Look through the lines below and state how many hold the word "date". Write only the number.

====================

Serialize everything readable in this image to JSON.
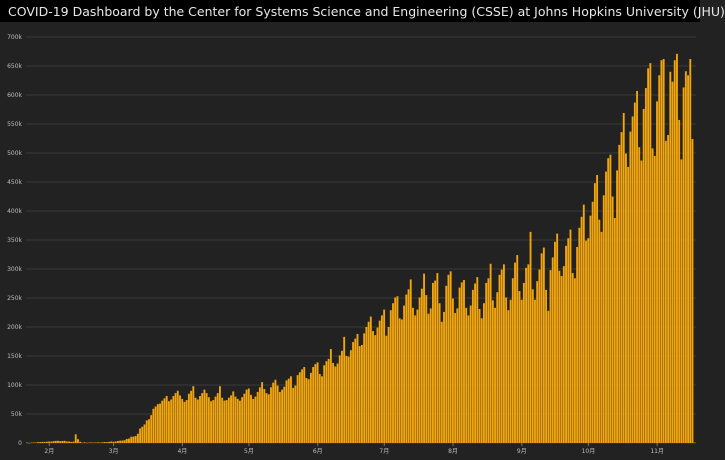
{
  "header": {
    "title": "COVID-19 Dashboard by the Center for Systems Science and Engineering (CSSE) at Johns Hopkins University (JHU)",
    "logo_icon": "jhu-shield-icon"
  },
  "colors": {
    "bar": "#f2a60c",
    "background": "#222222",
    "header": "#000000",
    "grid": "#3a3a3a"
  },
  "chart_data": {
    "type": "bar",
    "title": "",
    "xlabel": "",
    "ylabel": "",
    "ylim": [
      0,
      700000
    ],
    "yticks": [
      {
        "value": 0,
        "label": "0"
      },
      {
        "value": 50000,
        "label": "50k"
      },
      {
        "value": 100000,
        "label": "100k"
      },
      {
        "value": 150000,
        "label": "150k"
      },
      {
        "value": 200000,
        "label": "200k"
      },
      {
        "value": 250000,
        "label": "250k"
      },
      {
        "value": 300000,
        "label": "300k"
      },
      {
        "value": 350000,
        "label": "350k"
      },
      {
        "value": 400000,
        "label": "400k"
      },
      {
        "value": 450000,
        "label": "450k"
      },
      {
        "value": 500000,
        "label": "500k"
      },
      {
        "value": 550000,
        "label": "550k"
      },
      {
        "value": 600000,
        "label": "600k"
      },
      {
        "value": 650000,
        "label": "650k"
      },
      {
        "value": 700000,
        "label": "700k"
      }
    ],
    "xticks": [
      {
        "date": "2020-02-01",
        "label": "2月"
      },
      {
        "date": "2020-03-01",
        "label": "3月"
      },
      {
        "date": "2020-04-01",
        "label": "4月"
      },
      {
        "date": "2020-05-01",
        "label": "5月"
      },
      {
        "date": "2020-06-01",
        "label": "6月"
      },
      {
        "date": "2020-07-01",
        "label": "7月"
      },
      {
        "date": "2020-08-01",
        "label": "8月"
      },
      {
        "date": "2020-09-01",
        "label": "9月"
      },
      {
        "date": "2020-10-01",
        "label": "10月"
      },
      {
        "date": "2020-11-01",
        "label": "11月"
      }
    ],
    "series": [
      {
        "x_start": "2020-01-22",
        "values": [
          600,
          100,
          600,
          800,
          800,
          1500,
          1700,
          2000,
          1800,
          2100,
          2600,
          2400,
          3200,
          3700,
          3800,
          3200,
          3500,
          3700,
          2600,
          2500,
          2000,
          2300,
          15000,
          6500,
          2100,
          500,
          1200,
          400,
          700,
          1000,
          600,
          800,
          1100,
          800,
          1200,
          1600,
          1500,
          1900,
          2600,
          2200,
          2600,
          3500,
          4000,
          4300,
          4800,
          7000,
          7600,
          10800,
          11000,
          12100,
          16000,
          25000,
          28000,
          32000,
          39000,
          41000,
          48000,
          59000,
          63000,
          67000,
          68000,
          73000,
          77000,
          81000,
          72000,
          75000,
          81000,
          86000,
          90000,
          82000,
          76000,
          71000,
          74000,
          85000,
          90000,
          98000,
          78000,
          75000,
          81000,
          86000,
          92000,
          86000,
          79000,
          72000,
          74000,
          80000,
          86000,
          98000,
          78000,
          73000,
          74000,
          78000,
          82000,
          89000,
          80000,
          76000,
          73000,
          79000,
          85000,
          92000,
          94000,
          83000,
          76000,
          80000,
          88000,
          96000,
          105000,
          93000,
          86000,
          84000,
          96000,
          104000,
          109000,
          99000,
          88000,
          92000,
          97000,
          108000,
          111000,
          115000,
          95000,
          99000,
          117000,
          122000,
          127000,
          131000,
          112000,
          110000,
          121000,
          131000,
          136000,
          139000,
          119000,
          115000,
          134000,
          141000,
          145000,
          162000,
          138000,
          132000,
          137000,
          151000,
          159000,
          183000,
          150000,
          149000,
          160000,
          174000,
          180000,
          188000,
          167000,
          169000,
          189000,
          200000,
          209000,
          218000,
          193000,
          186000,
          199000,
          211000,
          220000,
          230000,
          185000,
          200000,
          229000,
          241000,
          251000,
          253000,
          215000,
          213000,
          237000,
          256000,
          265000,
          282000,
          233000,
          220000,
          230000,
          251000,
          266000,
          292000,
          255000,
          223000,
          232000,
          276000,
          280000,
          293000,
          241000,
          209000,
          226000,
          271000,
          290000,
          296000,
          249000,
          224000,
          232000,
          268000,
          277000,
          281000,
          233000,
          220000,
          237000,
          264000,
          275000,
          286000,
          231000,
          215000,
          241000,
          276000,
          284000,
          309000,
          246000,
          233000,
          260000,
          290000,
          299000,
          308000,
          251000,
          229000,
          247000,
          284000,
          311000,
          324000,
          262000,
          247000,
          276000,
          302000,
          308000,
          364000,
          265000,
          247000,
          279000,
          299000,
          327000,
          337000,
          264000,
          228000,
          298000,
          320000,
          347000,
          361000,
          297000,
          288000,
          305000,
          340000,
          353000,
          368000,
          293000,
          284000,
          338000,
          371000,
          390000,
          411000,
          349000,
          353000,
          392000,
          416000,
          448000,
          462000,
          385000,
          364000,
          427000,
          468000,
          491000,
          497000,
          425000,
          388000,
          470000,
          514000,
          536000,
          569000,
          499000,
          476000,
          537000,
          563000,
          587000,
          607000,
          510000,
          487000,
          576000,
          612000,
          646000,
          655000,
          508000,
          495000,
          589000,
          634000,
          660000,
          662000,
          521000,
          531000,
          640000,
          623000,
          660000,
          671000,
          557000,
          489000,
          613000,
          641000,
          634000,
          662000,
          524000,
          596
        ]
      }
    ]
  }
}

====================

● Result of this task
10